• Task statement:
From the listing that follows, output everything exactly except the pictures.

• Provided material:
====

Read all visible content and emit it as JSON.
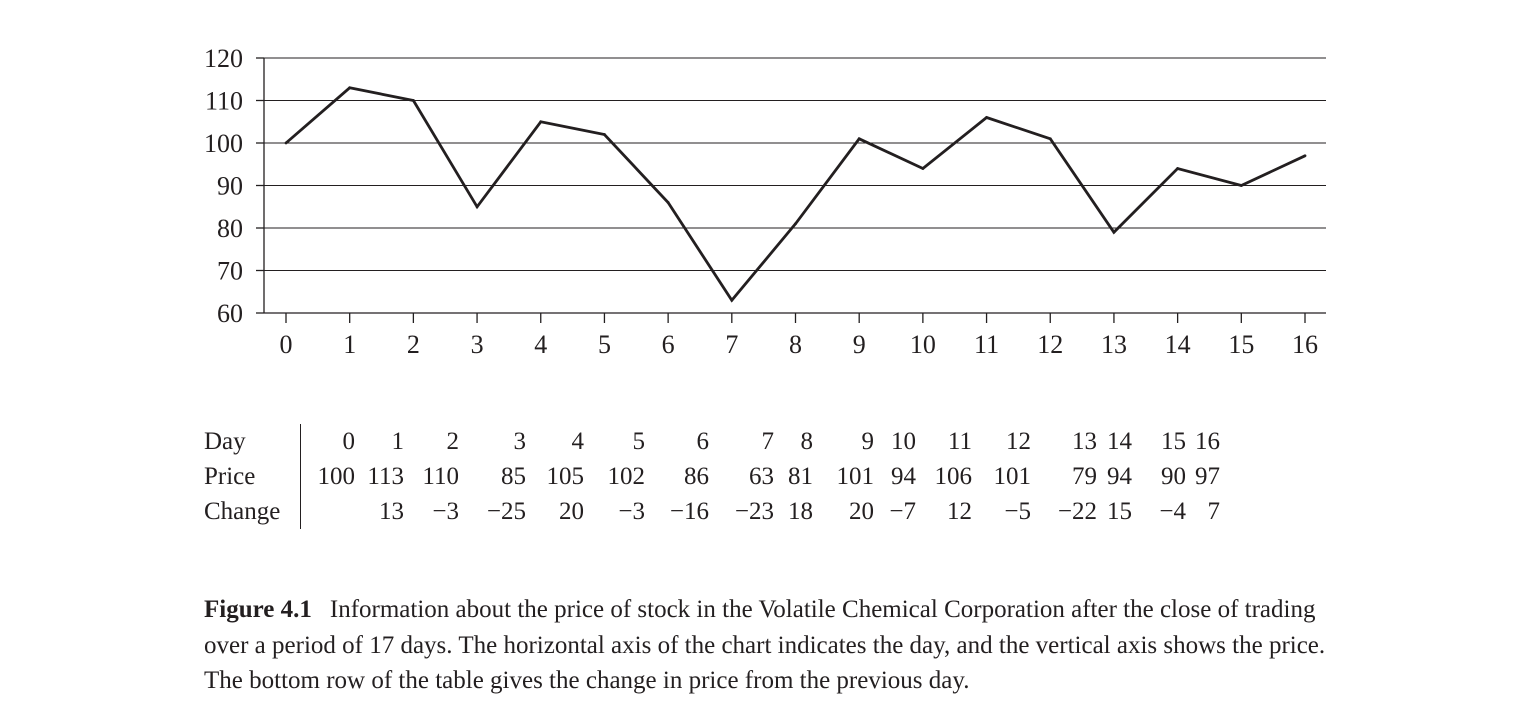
{
  "chart_data": {
    "type": "line",
    "x": [
      0,
      1,
      2,
      3,
      4,
      5,
      6,
      7,
      8,
      9,
      10,
      11,
      12,
      13,
      14,
      15,
      16
    ],
    "series": [
      {
        "values": [
          100,
          113,
          110,
          85,
          105,
          102,
          86,
          63,
          81,
          101,
          94,
          106,
          101,
          79,
          94,
          90,
          97
        ]
      }
    ],
    "title": "",
    "xlabel": "",
    "ylabel": "",
    "ylim": [
      60,
      120
    ],
    "yticks": [
      60,
      70,
      80,
      90,
      100,
      110,
      120
    ],
    "xticks": [
      0,
      1,
      2,
      3,
      4,
      5,
      6,
      7,
      8,
      9,
      10,
      11,
      12,
      13,
      14,
      15,
      16
    ],
    "grid": "horizontal",
    "line_color": "#231f20"
  },
  "table": {
    "rows": [
      {
        "label": "Day",
        "cells": [
          "0",
          "1",
          "2",
          "3",
          "4",
          "5",
          "6",
          "7",
          "8",
          "9",
          "10",
          "11",
          "12",
          "13",
          "14",
          "15",
          "16"
        ]
      },
      {
        "label": "Price",
        "cells": [
          "100",
          "113",
          "110",
          "85",
          "105",
          "102",
          "86",
          "63",
          "81",
          "101",
          "94",
          "106",
          "101",
          "79",
          "94",
          "90",
          "97"
        ]
      },
      {
        "label": "Change",
        "cells": [
          "",
          "13",
          "−3",
          "−25",
          "20",
          "−3",
          "−16",
          "−23",
          "18",
          "20",
          "−7",
          "12",
          "−5",
          "−22",
          "15",
          "−4",
          "7"
        ]
      }
    ]
  },
  "caption": {
    "label": "Figure 4.1",
    "text": "Information about the price of stock in the Volatile Chemical Corporation after the close of trading over a period of 17 days. The horizontal axis of the chart indicates the day, and the vertical axis shows the price. The bottom row of the table gives the change in price from the previous day."
  }
}
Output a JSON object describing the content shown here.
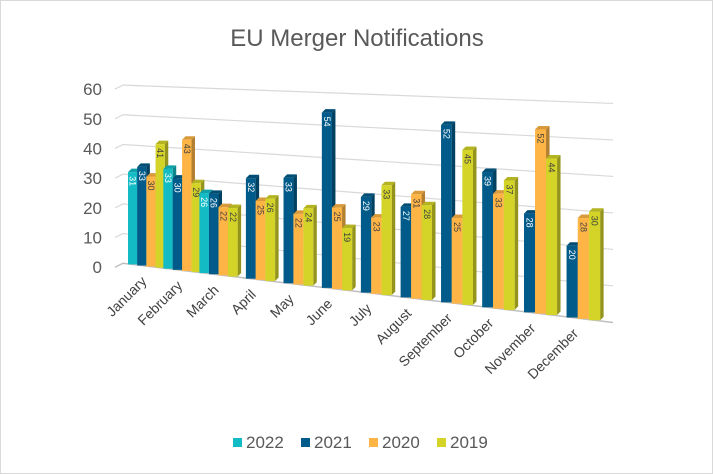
{
  "chart_data": {
    "type": "bar",
    "style": "3d-clustered-column",
    "title": "EU Merger Notifications",
    "xlabel": "",
    "ylabel": "",
    "ylim": [
      0,
      60
    ],
    "yticks": [
      0,
      10,
      20,
      30,
      40,
      50,
      60
    ],
    "grid": true,
    "legend": "bottom",
    "categories": [
      "January",
      "February",
      "March",
      "April",
      "May",
      "June",
      "July",
      "August",
      "September",
      "October",
      "November",
      "December"
    ],
    "series": [
      {
        "name": "2022",
        "color": "#13BCC4",
        "values": [
          31,
          33,
          26,
          null,
          null,
          null,
          null,
          null,
          null,
          null,
          null,
          null
        ]
      },
      {
        "name": "2021",
        "color": "#005B8A",
        "values": [
          33,
          30,
          26,
          32,
          33,
          54,
          29,
          27,
          52,
          39,
          28,
          20
        ]
      },
      {
        "name": "2020",
        "color": "#FFB546",
        "values": [
          30,
          43,
          22,
          25,
          22,
          25,
          23,
          31,
          25,
          33,
          52,
          28
        ]
      },
      {
        "name": "2019",
        "color": "#D4D428",
        "values": [
          41,
          29,
          22,
          26,
          24,
          19,
          33,
          28,
          45,
          37,
          44,
          30
        ]
      }
    ]
  }
}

====

• Exercise answer:
Read all visible content and emit it as JSON.
{
  "chart_data": {
    "type": "line",
    "x": [
      0,
      1,
      2,
      3,
      4,
      5,
      6,
      7,
      8,
      9,
      10,
      11,
      12,
      13,
      14,
      15,
      16
    ],
    "series": [
      {
        "values": [
          100,
          113,
          110,
          85,
          105,
          102,
          86,
          63,
          81,
          101,
          94,
          106,
          101,
          79,
          94,
          90,
          97
        ]
      }
    ],
    "title": "",
    "xlabel": "",
    "ylabel": "",
    "ylim": [
      60,
      120
    ],
    "yticks": [
      60,
      70,
      80,
      90,
      100,
      110,
      120
    ],
    "xticks": [
      0,
      1,
      2,
      3,
      4,
      5,
      6,
      7,
      8,
      9,
      10,
      11,
      12,
      13,
      14,
      15,
      16
    ],
    "grid": "horizontal",
    "line_color": "#231f20"
  },
  "table": {
    "rows": [
      {
        "label": "Day",
        "cells": [
          "0",
          "1",
          "2",
          "3",
          "4",
          "5",
          "6",
          "7",
          "8",
          "9",
          "10",
          "11",
          "12",
          "13",
          "14",
          "15",
          "16"
        ]
      },
      {
        "label": "Price",
        "cells": [
          "100",
          "113",
          "110",
          "85",
          "105",
          "102",
          "86",
          "63",
          "81",
          "101",
          "94",
          "106",
          "101",
          "79",
          "94",
          "90",
          "97"
        ]
      },
      {
        "label": "Change",
        "cells": [
          "",
          "13",
          "−3",
          "−25",
          "20",
          "−3",
          "−16",
          "−23",
          "18",
          "20",
          "−7",
          "12",
          "−5",
          "−22",
          "15",
          "−4",
          "7"
        ]
      }
    ]
  },
  "caption": {
    "label": "Figure 4.1",
    "text": "Information about the price of stock in the Volatile Chemical Corporation after the close of trading over a period of 17 days. The horizontal axis of the chart indicates the day, and the vertical axis shows the price. The bottom row of the table gives the change in price from the previous day."
  }
}
Output a JSON object describing the content shown here.
{
  "chart_data": {
    "type": "bar",
    "style": "3d-clustered-column",
    "title": "EU Merger Notifications",
    "xlabel": "",
    "ylabel": "",
    "ylim": [
      0,
      60
    ],
    "yticks": [
      0,
      10,
      20,
      30,
      40,
      50,
      60
    ],
    "grid": true,
    "legend": "bottom",
    "categories": [
      "January",
      "February",
      "March",
      "April",
      "May",
      "June",
      "July",
      "August",
      "September",
      "October",
      "November",
      "December"
    ],
    "series": [
      {
        "name": "2022",
        "color": "#13BCC4",
        "values": [
          31,
          33,
          26,
          null,
          null,
          null,
          null,
          null,
          null,
          null,
          null,
          null
        ]
      },
      {
        "name": "2021",
        "color": "#005B8A",
        "values": [
          33,
          30,
          26,
          32,
          33,
          54,
          29,
          27,
          52,
          39,
          28,
          20
        ]
      },
      {
        "name": "2020",
        "color": "#FFB546",
        "values": [
          30,
          43,
          22,
          25,
          22,
          25,
          23,
          31,
          25,
          33,
          52,
          28
        ]
      },
      {
        "name": "2019",
        "color": "#D4D428",
        "values": [
          41,
          29,
          22,
          26,
          24,
          19,
          33,
          28,
          45,
          37,
          44,
          30
        ]
      }
    ]
  }
}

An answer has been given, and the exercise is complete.